Task to carry out — From the listing below, extract every line in which the word "تدعو" appears.

Data shown —

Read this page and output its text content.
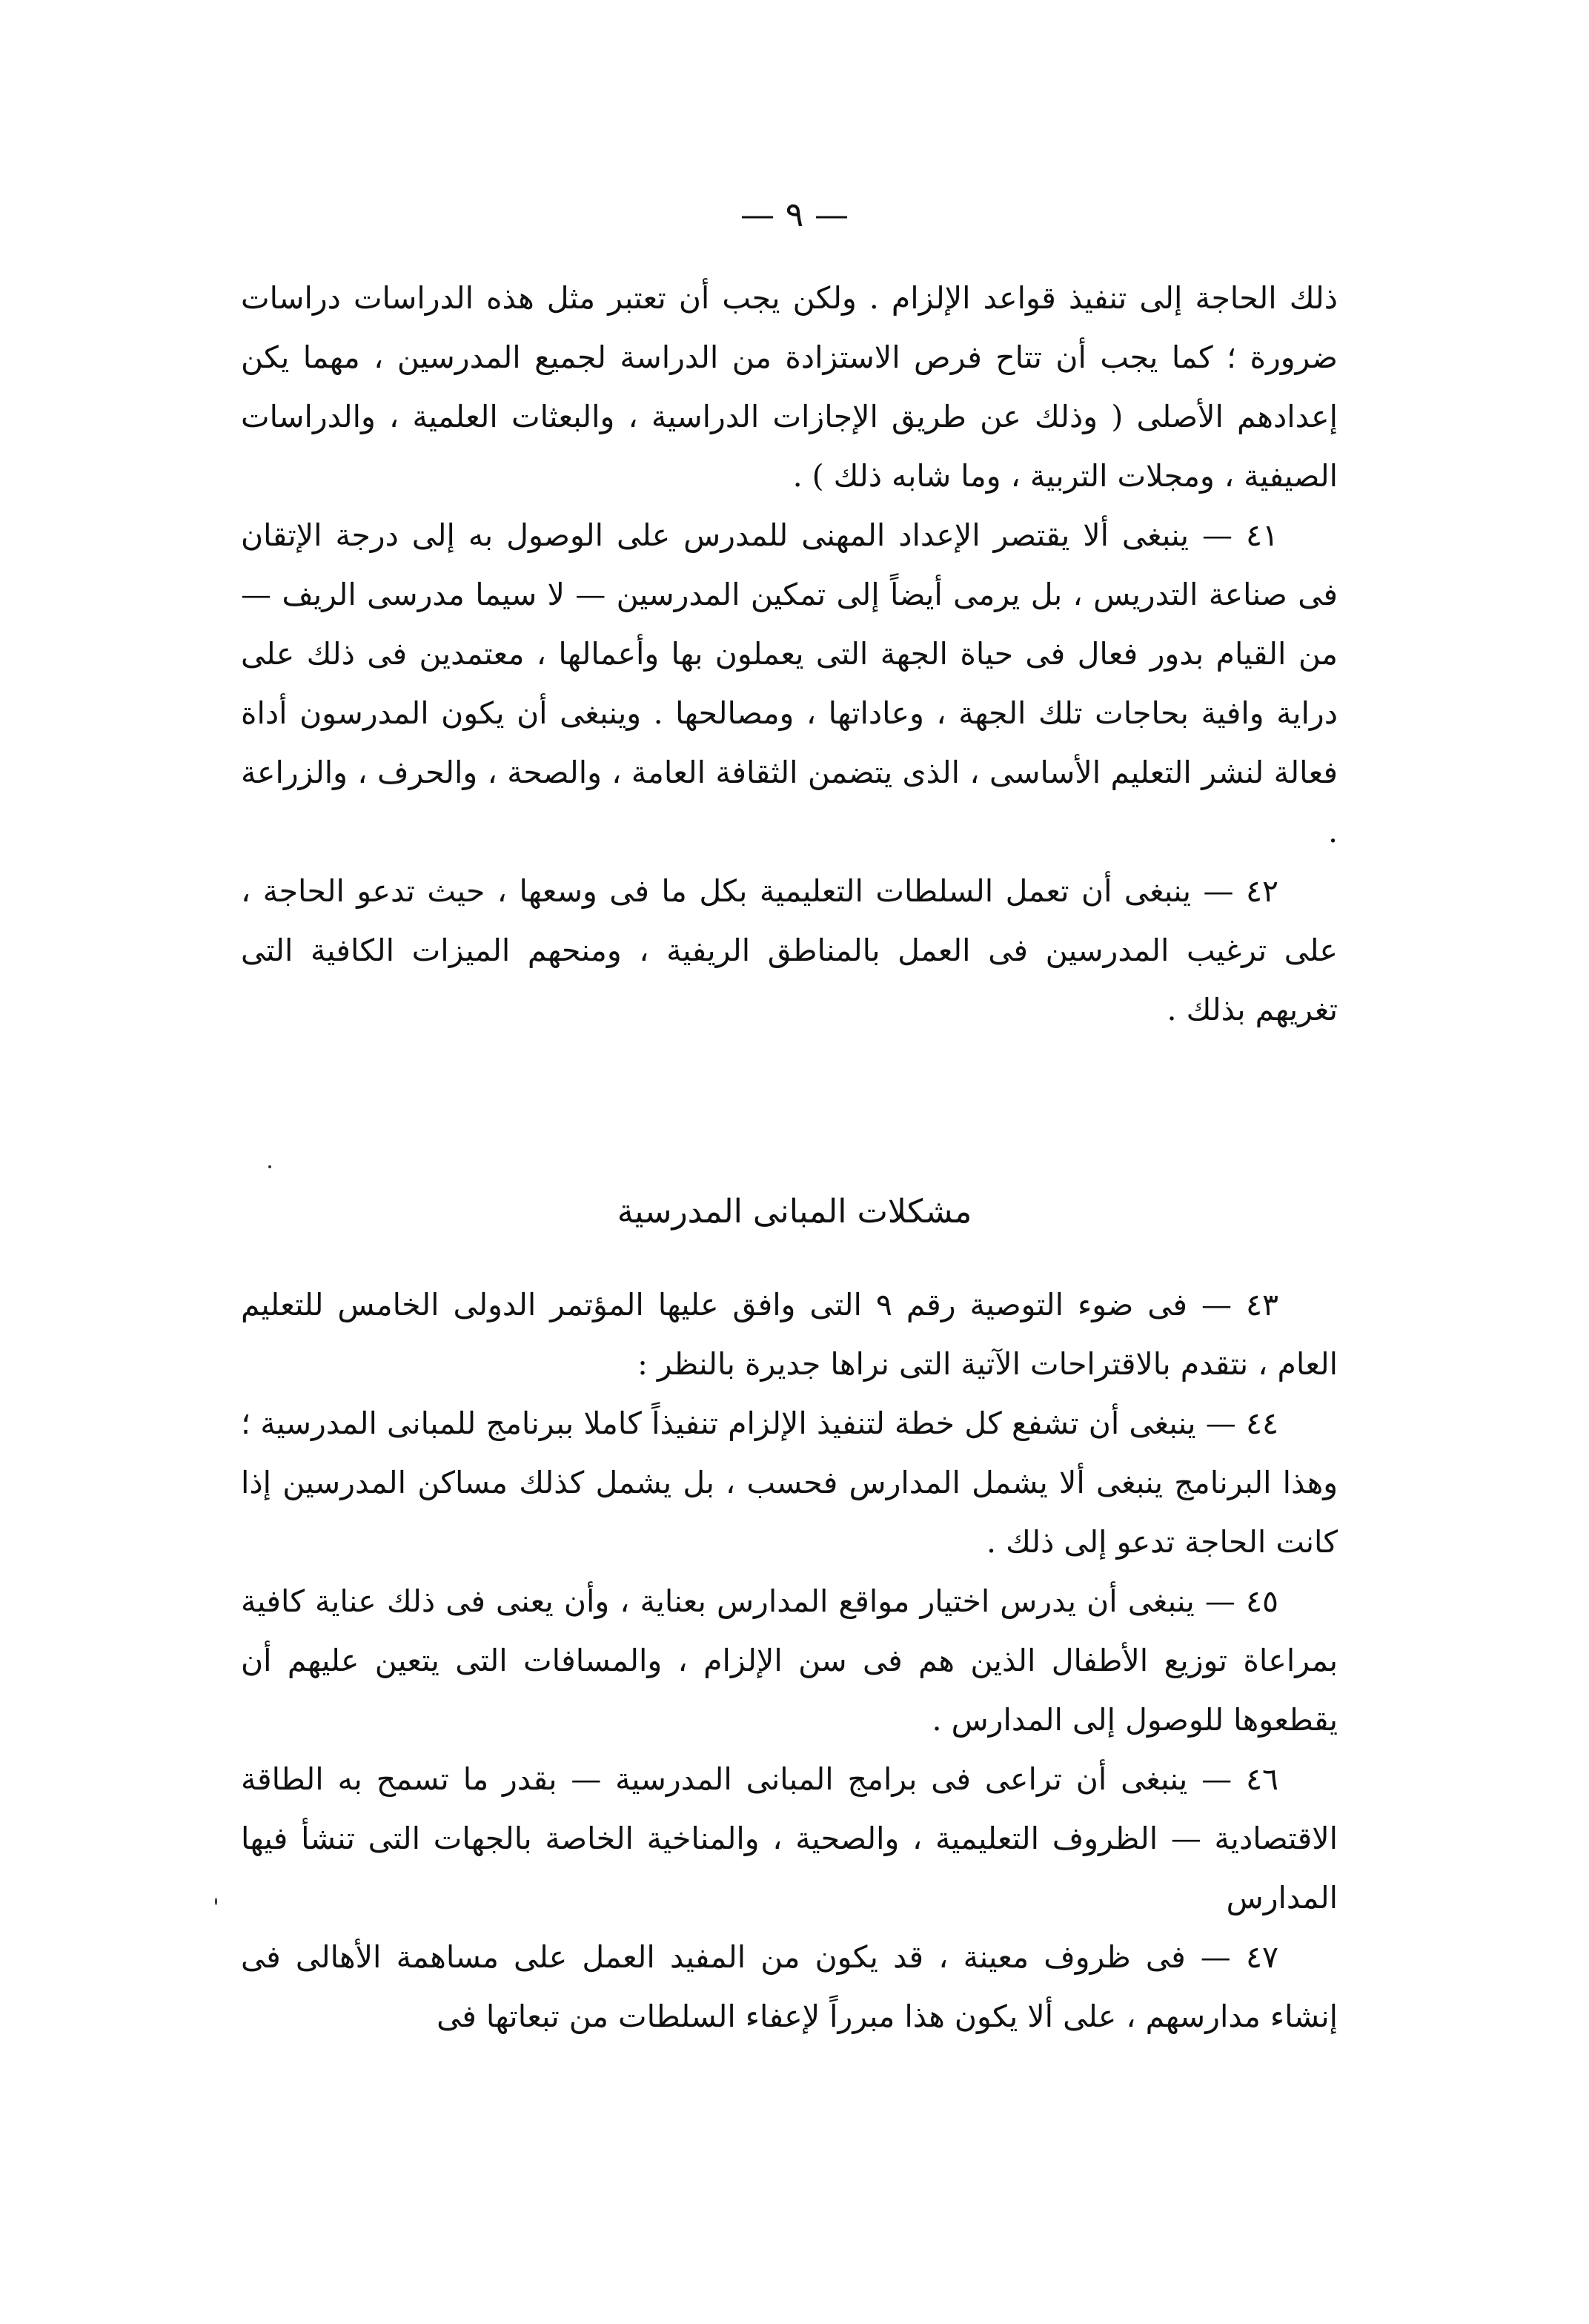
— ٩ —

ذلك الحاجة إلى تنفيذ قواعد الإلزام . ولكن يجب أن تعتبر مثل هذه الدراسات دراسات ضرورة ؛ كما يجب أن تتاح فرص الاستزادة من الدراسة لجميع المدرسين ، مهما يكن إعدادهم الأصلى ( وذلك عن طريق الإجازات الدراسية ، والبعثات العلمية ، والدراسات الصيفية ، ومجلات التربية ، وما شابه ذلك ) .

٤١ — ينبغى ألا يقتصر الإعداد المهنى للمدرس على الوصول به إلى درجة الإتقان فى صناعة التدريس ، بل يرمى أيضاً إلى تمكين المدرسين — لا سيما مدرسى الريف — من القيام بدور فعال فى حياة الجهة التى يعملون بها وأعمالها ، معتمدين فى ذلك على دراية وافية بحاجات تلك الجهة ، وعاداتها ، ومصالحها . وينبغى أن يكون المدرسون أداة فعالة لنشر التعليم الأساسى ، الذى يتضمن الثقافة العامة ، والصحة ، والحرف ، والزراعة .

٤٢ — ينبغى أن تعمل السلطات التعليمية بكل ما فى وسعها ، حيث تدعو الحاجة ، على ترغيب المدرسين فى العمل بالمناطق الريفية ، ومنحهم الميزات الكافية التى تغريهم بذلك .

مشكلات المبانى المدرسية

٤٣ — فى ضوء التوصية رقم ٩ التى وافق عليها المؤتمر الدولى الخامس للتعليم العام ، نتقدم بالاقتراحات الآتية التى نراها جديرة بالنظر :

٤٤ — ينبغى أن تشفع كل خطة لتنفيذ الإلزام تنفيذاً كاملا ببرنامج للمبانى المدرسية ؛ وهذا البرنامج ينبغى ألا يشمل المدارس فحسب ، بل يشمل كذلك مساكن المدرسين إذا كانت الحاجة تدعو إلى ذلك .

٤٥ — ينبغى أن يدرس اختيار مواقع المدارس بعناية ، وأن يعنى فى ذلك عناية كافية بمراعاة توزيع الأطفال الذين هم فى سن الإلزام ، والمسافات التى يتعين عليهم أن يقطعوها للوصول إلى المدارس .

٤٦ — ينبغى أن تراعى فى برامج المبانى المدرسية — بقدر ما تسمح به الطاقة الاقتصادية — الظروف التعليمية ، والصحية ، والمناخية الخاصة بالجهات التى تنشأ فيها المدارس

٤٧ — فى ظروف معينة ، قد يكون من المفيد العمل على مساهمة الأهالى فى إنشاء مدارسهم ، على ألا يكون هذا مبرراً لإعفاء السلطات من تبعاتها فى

---

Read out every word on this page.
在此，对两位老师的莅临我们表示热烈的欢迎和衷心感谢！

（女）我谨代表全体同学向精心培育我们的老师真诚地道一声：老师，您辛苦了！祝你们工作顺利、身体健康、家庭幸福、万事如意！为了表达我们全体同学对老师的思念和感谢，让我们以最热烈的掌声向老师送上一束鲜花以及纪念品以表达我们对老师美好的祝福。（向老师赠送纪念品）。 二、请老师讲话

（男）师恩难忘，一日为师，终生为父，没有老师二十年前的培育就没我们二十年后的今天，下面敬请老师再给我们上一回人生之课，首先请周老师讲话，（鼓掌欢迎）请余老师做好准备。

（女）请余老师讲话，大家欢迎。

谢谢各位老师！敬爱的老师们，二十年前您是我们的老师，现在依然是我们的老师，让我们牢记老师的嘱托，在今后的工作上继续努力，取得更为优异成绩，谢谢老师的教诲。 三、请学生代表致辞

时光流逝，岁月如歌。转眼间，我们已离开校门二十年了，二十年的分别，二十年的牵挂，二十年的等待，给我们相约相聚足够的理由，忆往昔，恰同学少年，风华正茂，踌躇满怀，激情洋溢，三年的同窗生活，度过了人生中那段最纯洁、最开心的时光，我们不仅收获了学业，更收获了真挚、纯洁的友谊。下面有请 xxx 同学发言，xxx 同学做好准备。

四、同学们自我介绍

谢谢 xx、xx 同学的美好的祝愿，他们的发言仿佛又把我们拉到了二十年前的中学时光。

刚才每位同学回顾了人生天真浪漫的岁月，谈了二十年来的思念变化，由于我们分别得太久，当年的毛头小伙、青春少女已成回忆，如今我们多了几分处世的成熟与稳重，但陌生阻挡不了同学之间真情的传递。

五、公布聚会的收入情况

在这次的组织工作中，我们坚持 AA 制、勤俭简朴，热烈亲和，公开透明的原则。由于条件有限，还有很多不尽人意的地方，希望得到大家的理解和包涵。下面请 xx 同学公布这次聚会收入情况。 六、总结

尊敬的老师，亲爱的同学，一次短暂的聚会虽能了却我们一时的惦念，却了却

---

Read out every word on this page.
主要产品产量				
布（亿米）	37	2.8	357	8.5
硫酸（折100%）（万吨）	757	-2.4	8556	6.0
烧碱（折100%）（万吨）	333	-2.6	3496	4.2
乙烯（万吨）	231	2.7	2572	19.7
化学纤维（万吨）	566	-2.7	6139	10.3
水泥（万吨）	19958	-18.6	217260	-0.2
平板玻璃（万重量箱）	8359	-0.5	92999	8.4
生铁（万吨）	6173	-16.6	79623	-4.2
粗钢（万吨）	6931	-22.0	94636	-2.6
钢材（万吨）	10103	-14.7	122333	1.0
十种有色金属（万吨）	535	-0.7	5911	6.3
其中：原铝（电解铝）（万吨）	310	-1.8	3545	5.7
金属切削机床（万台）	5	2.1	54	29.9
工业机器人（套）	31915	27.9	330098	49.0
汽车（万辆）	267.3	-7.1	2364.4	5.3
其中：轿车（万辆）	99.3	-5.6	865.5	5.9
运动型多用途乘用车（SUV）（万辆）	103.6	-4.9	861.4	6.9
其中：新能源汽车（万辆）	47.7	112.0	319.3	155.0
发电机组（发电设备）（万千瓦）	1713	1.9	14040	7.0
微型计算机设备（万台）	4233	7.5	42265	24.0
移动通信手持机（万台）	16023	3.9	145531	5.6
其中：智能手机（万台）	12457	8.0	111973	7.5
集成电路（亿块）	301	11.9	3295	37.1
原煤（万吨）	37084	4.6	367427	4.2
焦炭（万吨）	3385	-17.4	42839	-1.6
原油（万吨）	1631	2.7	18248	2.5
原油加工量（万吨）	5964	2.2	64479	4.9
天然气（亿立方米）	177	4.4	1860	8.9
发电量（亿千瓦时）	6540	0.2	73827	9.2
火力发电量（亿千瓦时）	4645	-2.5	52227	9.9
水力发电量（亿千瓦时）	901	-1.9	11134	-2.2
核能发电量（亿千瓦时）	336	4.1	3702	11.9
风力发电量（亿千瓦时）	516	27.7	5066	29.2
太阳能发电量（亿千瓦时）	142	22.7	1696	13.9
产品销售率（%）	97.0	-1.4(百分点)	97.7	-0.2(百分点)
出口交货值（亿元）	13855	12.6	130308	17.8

Solution to this exercise —
٤٢ — ينبغى أن تعمل السلطات التعليمية بكل ما فى وسعها ، حيث تدعو الحاجة ، على ترغيب المدرسين فى العمل بالمناطق الريفية ، ومنحهم الميزات الكافية التى تغريهم بذلك .
٤٤ — ينبغى أن تشفع كل خطة لتنفيذ الإلزام تنفيذاً كاملا ببرنامج للمبانى المدرسية ؛ وهذا البرنامج ينبغى ألا يشمل المدارس فحسب ، بل يشمل كذلك مساكن المدرسين إذا كانت الحاجة تدعو إلى ذلك .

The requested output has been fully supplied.